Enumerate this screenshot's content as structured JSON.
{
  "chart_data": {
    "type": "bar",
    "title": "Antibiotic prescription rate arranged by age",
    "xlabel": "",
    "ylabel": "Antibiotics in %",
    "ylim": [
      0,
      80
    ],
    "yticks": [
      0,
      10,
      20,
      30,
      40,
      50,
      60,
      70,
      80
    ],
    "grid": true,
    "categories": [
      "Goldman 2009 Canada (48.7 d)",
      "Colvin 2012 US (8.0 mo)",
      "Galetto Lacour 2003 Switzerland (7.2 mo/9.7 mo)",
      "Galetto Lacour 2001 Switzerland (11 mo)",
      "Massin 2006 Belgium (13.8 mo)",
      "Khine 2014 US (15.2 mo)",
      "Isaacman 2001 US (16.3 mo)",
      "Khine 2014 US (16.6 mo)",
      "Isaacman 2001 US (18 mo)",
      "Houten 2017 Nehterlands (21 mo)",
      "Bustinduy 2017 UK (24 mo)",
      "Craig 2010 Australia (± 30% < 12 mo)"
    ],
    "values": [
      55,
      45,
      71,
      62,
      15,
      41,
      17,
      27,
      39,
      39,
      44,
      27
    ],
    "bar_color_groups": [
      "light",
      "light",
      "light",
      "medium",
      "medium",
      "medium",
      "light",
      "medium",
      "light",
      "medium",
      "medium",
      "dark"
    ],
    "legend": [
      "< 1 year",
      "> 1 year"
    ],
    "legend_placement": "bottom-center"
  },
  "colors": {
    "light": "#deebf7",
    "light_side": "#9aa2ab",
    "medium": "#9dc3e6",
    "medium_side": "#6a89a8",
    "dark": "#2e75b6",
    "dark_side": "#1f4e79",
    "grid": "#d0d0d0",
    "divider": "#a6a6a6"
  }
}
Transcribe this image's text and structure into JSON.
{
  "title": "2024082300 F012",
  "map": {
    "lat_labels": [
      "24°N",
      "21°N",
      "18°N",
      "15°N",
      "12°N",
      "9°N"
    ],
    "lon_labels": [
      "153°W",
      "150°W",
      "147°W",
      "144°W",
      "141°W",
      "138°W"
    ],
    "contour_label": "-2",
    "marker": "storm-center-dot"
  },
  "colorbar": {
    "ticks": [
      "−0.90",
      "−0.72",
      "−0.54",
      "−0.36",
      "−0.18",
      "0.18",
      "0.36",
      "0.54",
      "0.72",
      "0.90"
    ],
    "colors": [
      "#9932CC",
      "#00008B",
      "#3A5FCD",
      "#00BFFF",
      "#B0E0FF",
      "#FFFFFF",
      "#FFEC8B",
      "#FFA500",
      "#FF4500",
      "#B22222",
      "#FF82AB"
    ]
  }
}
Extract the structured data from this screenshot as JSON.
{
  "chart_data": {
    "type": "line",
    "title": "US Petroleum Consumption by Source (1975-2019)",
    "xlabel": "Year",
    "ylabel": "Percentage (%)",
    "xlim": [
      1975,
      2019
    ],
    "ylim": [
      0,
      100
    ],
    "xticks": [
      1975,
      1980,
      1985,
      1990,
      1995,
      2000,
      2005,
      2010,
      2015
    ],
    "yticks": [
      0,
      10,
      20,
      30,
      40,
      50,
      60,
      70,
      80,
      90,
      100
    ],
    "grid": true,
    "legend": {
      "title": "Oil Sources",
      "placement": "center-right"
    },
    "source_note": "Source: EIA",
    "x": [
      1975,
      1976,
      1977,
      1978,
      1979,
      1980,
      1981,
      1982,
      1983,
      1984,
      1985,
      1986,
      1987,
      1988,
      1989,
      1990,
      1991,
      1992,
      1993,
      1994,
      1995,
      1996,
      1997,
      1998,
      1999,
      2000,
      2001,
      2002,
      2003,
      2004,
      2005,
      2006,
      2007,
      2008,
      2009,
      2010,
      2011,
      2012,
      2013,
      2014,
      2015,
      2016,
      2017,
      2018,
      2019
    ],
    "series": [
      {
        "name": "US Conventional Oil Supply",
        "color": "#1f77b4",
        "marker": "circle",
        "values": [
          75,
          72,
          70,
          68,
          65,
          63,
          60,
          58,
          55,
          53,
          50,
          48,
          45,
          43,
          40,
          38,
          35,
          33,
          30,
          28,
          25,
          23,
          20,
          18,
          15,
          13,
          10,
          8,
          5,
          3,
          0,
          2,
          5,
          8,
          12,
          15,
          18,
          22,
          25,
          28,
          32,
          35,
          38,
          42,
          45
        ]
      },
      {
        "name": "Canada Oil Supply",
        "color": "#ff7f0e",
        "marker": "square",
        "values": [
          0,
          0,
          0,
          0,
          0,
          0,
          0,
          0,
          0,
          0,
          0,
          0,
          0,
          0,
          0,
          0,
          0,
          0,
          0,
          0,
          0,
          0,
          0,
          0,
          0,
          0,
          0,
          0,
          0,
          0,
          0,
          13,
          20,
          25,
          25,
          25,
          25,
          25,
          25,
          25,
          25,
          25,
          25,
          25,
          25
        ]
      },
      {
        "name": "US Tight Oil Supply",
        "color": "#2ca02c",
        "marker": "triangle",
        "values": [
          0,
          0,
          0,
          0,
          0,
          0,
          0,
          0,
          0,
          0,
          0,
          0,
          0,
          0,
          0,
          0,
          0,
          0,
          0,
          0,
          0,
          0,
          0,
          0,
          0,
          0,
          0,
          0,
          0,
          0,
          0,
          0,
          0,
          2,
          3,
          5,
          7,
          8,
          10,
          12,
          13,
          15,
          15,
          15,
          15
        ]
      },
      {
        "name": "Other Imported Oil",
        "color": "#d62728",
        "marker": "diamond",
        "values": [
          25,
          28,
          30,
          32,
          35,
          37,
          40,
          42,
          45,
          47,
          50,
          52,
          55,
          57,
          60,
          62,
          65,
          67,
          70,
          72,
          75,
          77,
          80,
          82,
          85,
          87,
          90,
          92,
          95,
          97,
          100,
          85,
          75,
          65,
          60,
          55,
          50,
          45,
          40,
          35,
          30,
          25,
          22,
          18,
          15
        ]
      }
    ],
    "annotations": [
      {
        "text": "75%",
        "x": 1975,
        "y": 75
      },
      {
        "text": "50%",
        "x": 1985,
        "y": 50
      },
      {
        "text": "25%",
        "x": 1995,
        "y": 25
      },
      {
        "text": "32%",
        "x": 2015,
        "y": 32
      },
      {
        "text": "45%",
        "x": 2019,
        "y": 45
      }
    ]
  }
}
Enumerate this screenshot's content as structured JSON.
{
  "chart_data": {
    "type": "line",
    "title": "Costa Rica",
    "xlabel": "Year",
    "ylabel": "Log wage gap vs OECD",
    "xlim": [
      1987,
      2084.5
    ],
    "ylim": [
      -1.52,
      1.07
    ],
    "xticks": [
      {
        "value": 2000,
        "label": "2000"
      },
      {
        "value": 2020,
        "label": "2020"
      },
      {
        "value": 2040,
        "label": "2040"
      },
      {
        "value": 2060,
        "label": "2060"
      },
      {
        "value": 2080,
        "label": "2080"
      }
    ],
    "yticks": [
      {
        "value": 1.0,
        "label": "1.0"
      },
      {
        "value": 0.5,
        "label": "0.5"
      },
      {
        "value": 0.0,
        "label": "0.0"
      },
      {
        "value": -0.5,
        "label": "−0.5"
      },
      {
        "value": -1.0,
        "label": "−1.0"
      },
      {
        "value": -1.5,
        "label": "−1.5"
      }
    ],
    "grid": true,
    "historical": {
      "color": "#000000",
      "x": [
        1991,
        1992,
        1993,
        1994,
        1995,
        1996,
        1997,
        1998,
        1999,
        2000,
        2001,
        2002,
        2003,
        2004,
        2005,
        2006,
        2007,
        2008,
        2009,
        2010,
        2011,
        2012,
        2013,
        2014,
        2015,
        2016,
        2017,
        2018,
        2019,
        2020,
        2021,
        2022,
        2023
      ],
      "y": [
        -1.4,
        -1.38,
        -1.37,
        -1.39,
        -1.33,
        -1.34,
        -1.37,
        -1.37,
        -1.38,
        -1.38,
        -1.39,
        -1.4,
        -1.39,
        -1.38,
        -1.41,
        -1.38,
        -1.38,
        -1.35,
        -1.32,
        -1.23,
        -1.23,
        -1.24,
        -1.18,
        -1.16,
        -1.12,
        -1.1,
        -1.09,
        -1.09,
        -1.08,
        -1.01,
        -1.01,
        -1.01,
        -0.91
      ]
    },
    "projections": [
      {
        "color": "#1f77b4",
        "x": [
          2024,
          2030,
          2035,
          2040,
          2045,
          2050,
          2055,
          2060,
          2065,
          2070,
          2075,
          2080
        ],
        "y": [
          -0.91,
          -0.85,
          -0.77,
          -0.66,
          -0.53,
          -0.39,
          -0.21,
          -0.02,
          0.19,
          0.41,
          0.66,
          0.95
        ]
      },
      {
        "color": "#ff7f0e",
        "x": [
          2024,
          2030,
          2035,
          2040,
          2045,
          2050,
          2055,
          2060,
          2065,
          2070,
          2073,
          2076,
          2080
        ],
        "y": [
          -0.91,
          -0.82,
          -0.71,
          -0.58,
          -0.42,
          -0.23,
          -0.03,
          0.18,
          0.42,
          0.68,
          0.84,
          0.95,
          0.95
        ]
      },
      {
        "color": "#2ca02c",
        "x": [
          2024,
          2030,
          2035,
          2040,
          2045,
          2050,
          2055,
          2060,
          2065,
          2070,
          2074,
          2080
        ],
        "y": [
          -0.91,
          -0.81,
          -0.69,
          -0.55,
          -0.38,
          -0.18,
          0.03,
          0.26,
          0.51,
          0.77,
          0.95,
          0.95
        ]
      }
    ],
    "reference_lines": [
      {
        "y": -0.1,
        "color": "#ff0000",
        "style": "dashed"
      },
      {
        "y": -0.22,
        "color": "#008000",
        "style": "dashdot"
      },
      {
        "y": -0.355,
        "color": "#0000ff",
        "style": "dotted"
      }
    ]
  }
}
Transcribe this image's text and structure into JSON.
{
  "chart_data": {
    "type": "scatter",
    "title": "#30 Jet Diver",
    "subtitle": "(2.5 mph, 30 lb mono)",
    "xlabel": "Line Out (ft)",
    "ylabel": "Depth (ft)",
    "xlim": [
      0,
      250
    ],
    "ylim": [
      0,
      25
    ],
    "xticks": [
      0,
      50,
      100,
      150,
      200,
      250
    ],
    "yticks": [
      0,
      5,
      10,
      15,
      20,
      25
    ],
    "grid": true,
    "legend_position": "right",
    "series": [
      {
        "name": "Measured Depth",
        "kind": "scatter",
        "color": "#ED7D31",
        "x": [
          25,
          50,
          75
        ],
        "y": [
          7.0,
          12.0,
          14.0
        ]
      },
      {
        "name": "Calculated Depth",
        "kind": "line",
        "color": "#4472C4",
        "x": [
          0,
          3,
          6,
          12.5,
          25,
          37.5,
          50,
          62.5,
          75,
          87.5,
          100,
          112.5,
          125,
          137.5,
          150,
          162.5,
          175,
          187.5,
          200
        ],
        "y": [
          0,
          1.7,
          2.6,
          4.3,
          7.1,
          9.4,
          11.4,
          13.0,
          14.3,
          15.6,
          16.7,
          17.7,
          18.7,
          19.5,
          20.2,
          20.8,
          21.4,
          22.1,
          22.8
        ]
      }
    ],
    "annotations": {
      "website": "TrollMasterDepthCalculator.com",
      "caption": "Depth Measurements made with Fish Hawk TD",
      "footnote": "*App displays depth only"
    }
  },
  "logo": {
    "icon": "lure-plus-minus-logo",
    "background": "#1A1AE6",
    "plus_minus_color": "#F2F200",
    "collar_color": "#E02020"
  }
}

────────────────────

**The task:**
Gather each line in the data that holds the string "Lacour".

**Full output:**
      "Galetto Lacour 2003 Switzerland (7.2 mo/9.7 mo)",
      "Galetto Lacour 2001 Switzerland (11 mo)",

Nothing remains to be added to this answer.